__DATASET ROWS__.
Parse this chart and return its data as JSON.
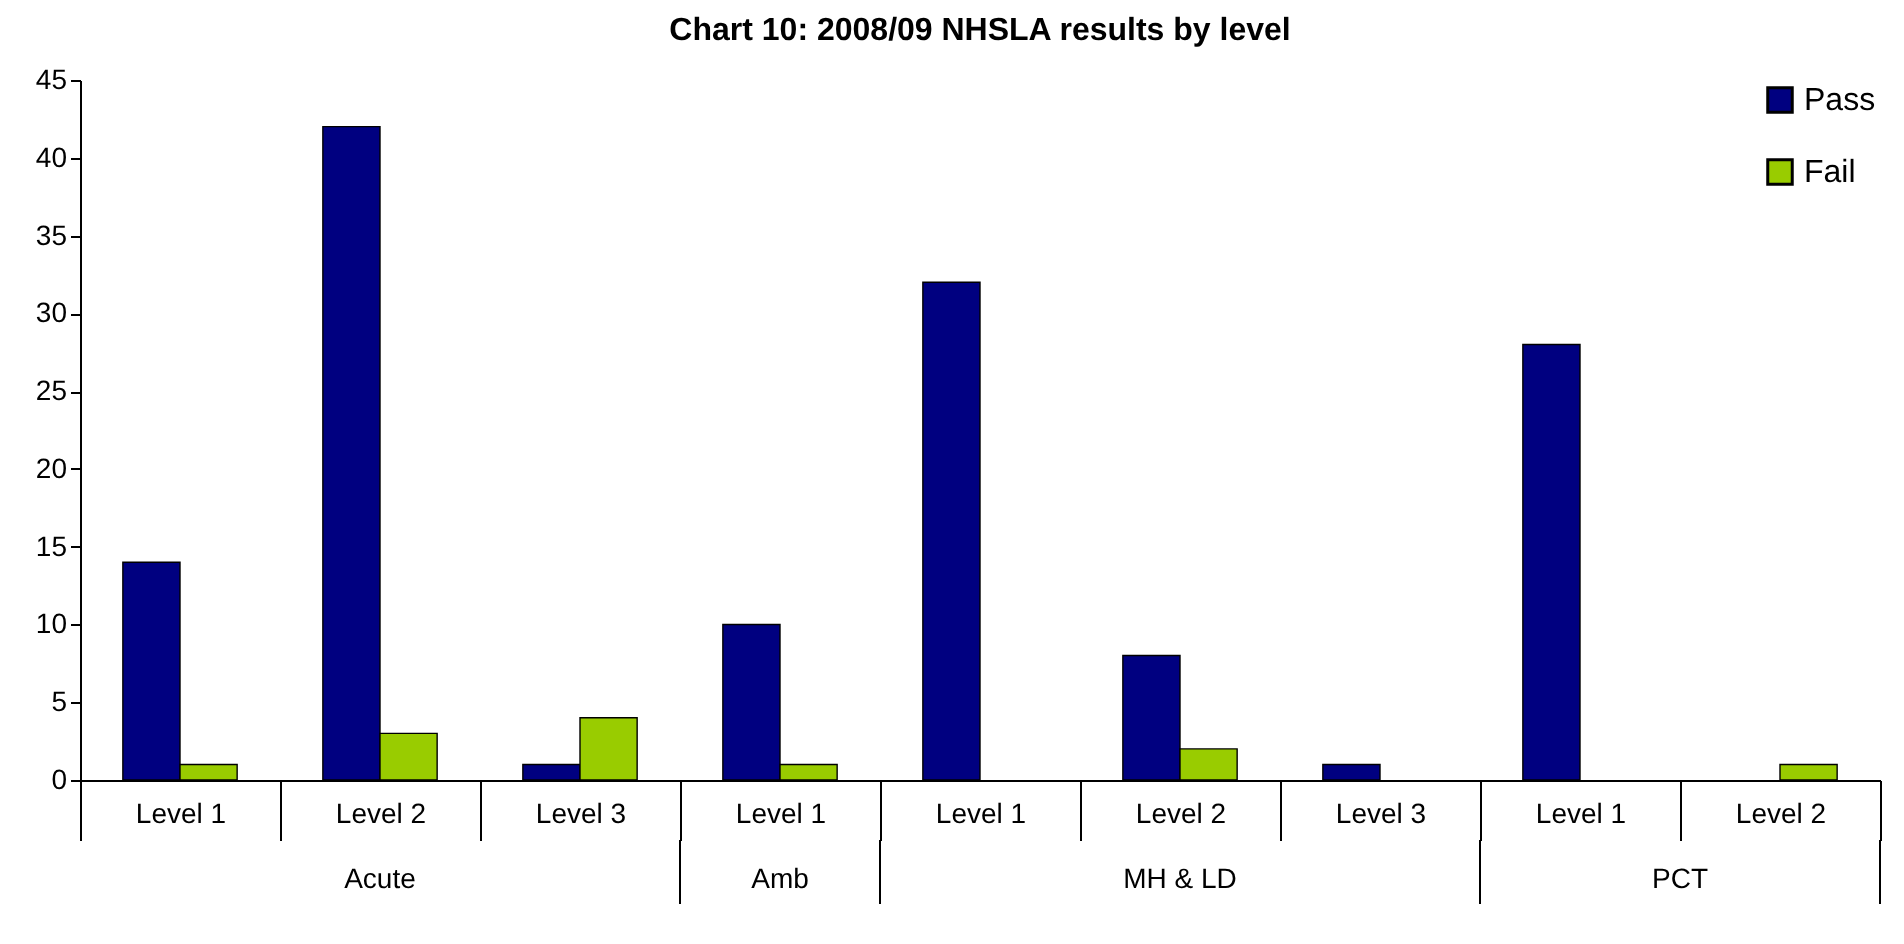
{
  "chart_data": {
    "type": "bar",
    "title": "Chart 10: 2008/09 NHSLA results by level",
    "categories": [
      "Level 1",
      "Level 2",
      "Level 3",
      "Level 1",
      "Level 1",
      "Level 2",
      "Level 3",
      "Level 1",
      "Level 2"
    ],
    "series": [
      {
        "name": "Pass",
        "color": "#000080",
        "values": [
          14,
          42,
          1,
          10,
          32,
          8,
          1,
          28,
          0
        ]
      },
      {
        "name": "Fail",
        "color": "#99cc00",
        "values": [
          1,
          3,
          4,
          1,
          0,
          2,
          0,
          0,
          1
        ]
      }
    ],
    "annotations": [
      "Acute",
      "Amb",
      "MH & LD",
      "PCT"
    ],
    "ylim": [
      0,
      45
    ],
    "yticks": [
      0,
      5,
      10,
      15,
      20,
      25,
      30,
      35,
      40,
      45
    ],
    "grid": false,
    "legend": "top right"
  }
}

__TASK REQUIREMENTS__. Reproduce every record word for word. The copy must contain no pictures.

__SOLVED PROBLEM__.
Parse this chart and return its data as JSON.
{
  "chart_data": {
    "type": "bar",
    "title": "Chart 10: 2008/09 NHSLA results by level",
    "categories": [
      "Level 1",
      "Level 2",
      "Level 3",
      "Level 1",
      "Level 1",
      "Level 2",
      "Level 3",
      "Level 1",
      "Level 2"
    ],
    "series": [
      {
        "name": "Pass",
        "color": "#000080",
        "values": [
          14,
          42,
          1,
          10,
          32,
          8,
          1,
          28,
          0
        ]
      },
      {
        "name": "Fail",
        "color": "#99cc00",
        "values": [
          1,
          3,
          4,
          1,
          0,
          2,
          0,
          0,
          1
        ]
      }
    ],
    "annotations": [
      "Acute",
      "Amb",
      "MH & LD",
      "PCT"
    ],
    "ylim": [
      0,
      45
    ],
    "yticks": [
      0,
      5,
      10,
      15,
      20,
      25,
      30,
      35,
      40,
      45
    ],
    "grid": false,
    "legend": "top right"
  }
}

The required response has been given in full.